→ **Written request**:
Give back the full listing, character for character, with no pictures.

→ **Data items**:
[Begin]

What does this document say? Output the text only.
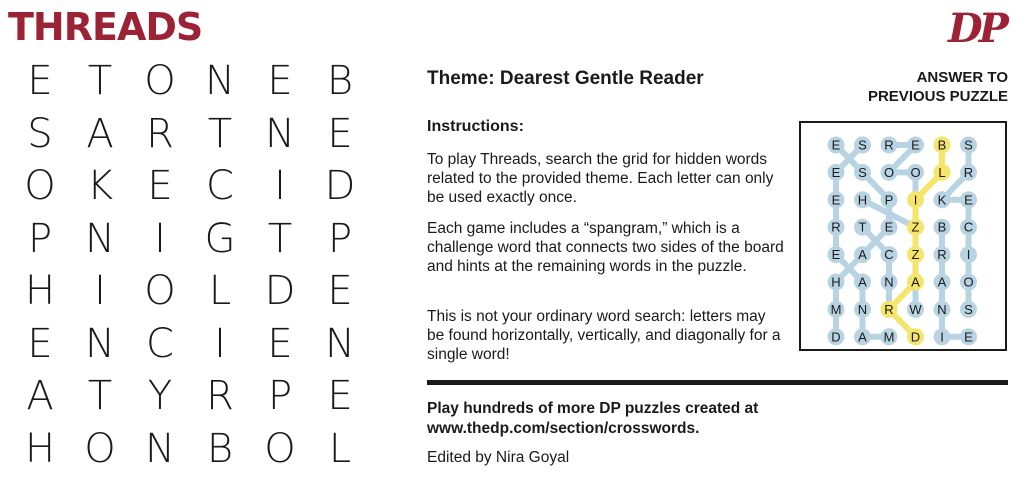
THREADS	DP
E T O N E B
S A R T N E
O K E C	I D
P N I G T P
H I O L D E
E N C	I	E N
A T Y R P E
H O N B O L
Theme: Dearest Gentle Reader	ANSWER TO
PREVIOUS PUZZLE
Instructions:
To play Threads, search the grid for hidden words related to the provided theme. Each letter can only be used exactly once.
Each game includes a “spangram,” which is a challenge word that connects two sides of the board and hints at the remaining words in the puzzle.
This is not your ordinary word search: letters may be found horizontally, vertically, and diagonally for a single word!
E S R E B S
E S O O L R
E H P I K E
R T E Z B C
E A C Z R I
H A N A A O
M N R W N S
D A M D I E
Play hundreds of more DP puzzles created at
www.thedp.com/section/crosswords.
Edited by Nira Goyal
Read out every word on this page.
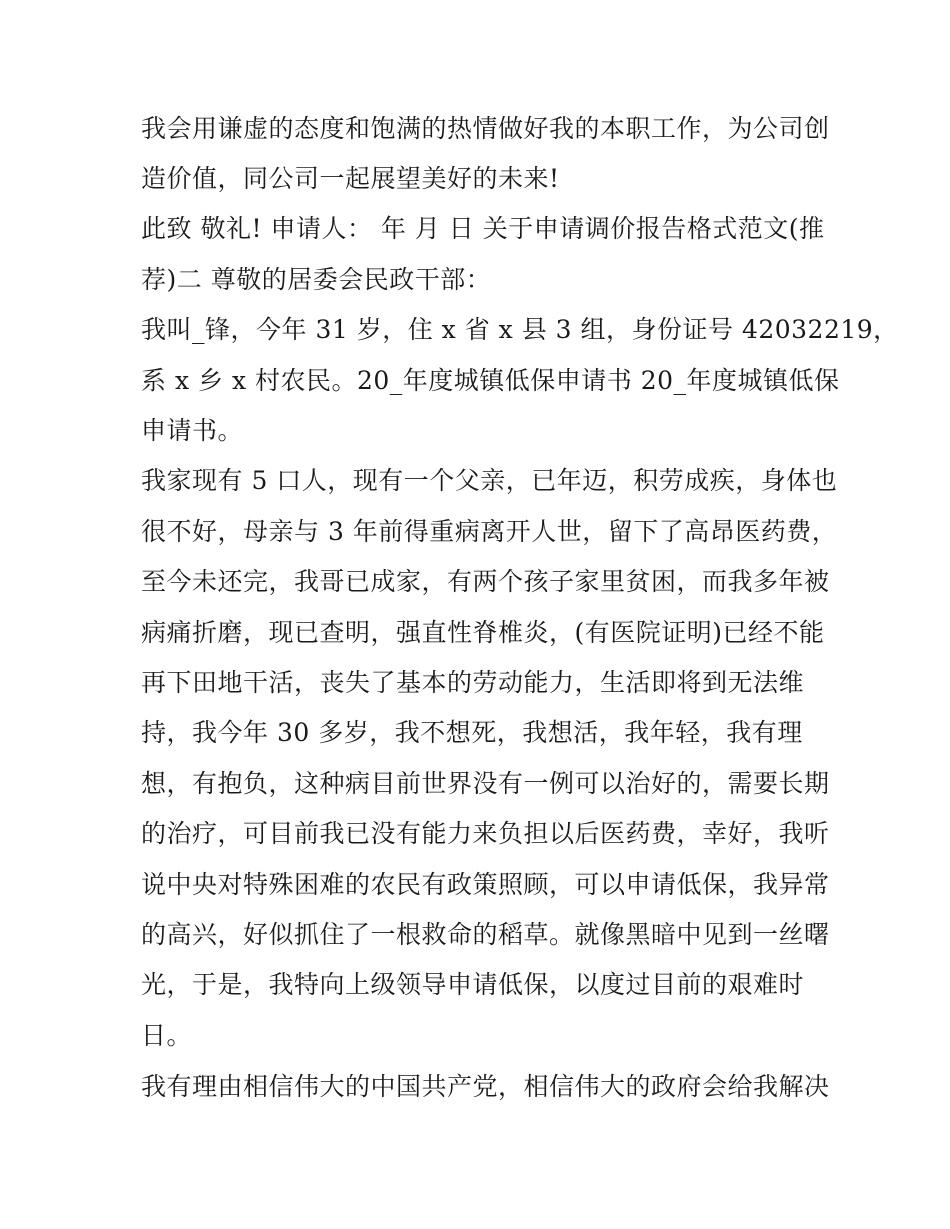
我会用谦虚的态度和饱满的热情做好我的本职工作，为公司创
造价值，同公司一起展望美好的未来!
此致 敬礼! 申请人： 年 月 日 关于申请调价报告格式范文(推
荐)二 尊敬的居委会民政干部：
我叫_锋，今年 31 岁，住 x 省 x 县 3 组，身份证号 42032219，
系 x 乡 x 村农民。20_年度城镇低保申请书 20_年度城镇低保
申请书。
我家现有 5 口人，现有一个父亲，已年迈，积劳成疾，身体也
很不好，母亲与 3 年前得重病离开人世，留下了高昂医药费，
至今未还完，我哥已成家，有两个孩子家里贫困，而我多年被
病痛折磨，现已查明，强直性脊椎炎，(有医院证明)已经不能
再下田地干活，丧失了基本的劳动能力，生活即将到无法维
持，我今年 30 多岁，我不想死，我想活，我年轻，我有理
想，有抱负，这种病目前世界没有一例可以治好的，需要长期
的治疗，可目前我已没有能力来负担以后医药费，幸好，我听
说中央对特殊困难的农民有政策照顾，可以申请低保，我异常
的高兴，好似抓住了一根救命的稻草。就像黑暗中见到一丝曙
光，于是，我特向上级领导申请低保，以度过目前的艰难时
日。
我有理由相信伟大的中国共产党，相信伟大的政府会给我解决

[End]

→ **Result**:
What does this document say? Output the text only.
THREADS	DP
E T O N E B
S A R T N E
O K E C	I D
P N I G T P
H I O L D E
E N C	I	E N
A T Y R P E
H O N B O L
Theme: Dearest Gentle Reader	ANSWER TO
PREVIOUS PUZZLE
Instructions:
To play Threads, search the grid for hidden words related to the provided theme. Each letter can only be used exactly once.
Each game includes a “spangram,” which is a challenge word that connects two sides of the board and hints at the remaining words in the puzzle.
This is not your ordinary word search: letters may be found horizontally, vertically, and diagonally for a single word!
E S R E B S
E S O O L R
E H P I K E
R T E Z B C
E A C Z R I
H A N A A O
M N R W N S
D A M D I E
Play hundreds of more DP puzzles created at
www.thedp.com/section/crosswords.
Edited by Nira Goyal
Read out every word on this page.
我会用谦虚的态度和饱满的热情做好我的本职工作，为公司创
造价值，同公司一起展望美好的未来!
此致 敬礼! 申请人： 年 月 日 关于申请调价报告格式范文(推
荐)二 尊敬的居委会民政干部：
我叫_锋，今年 31 岁，住 x 省 x 县 3 组，身份证号 42032219，
系 x 乡 x 村农民。20_年度城镇低保申请书 20_年度城镇低保
申请书。
我家现有 5 口人，现有一个父亲，已年迈，积劳成疾，身体也
很不好，母亲与 3 年前得重病离开人世，留下了高昂医药费，
至今未还完，我哥已成家，有两个孩子家里贫困，而我多年被
病痛折磨，现已查明，强直性脊椎炎，(有医院证明)已经不能
再下田地干活，丧失了基本的劳动能力，生活即将到无法维
持，我今年 30 多岁，我不想死，我想活，我年轻，我有理
想，有抱负，这种病目前世界没有一例可以治好的，需要长期
的治疗，可目前我已没有能力来负担以后医药费，幸好，我听
说中央对特殊困难的农民有政策照顾，可以申请低保，我异常
的高兴，好似抓住了一根救命的稻草。就像黑暗中见到一丝曙
光，于是，我特向上级领导申请低保，以度过目前的艰难时
日。
我有理由相信伟大的中国共产党，相信伟大的政府会给我解决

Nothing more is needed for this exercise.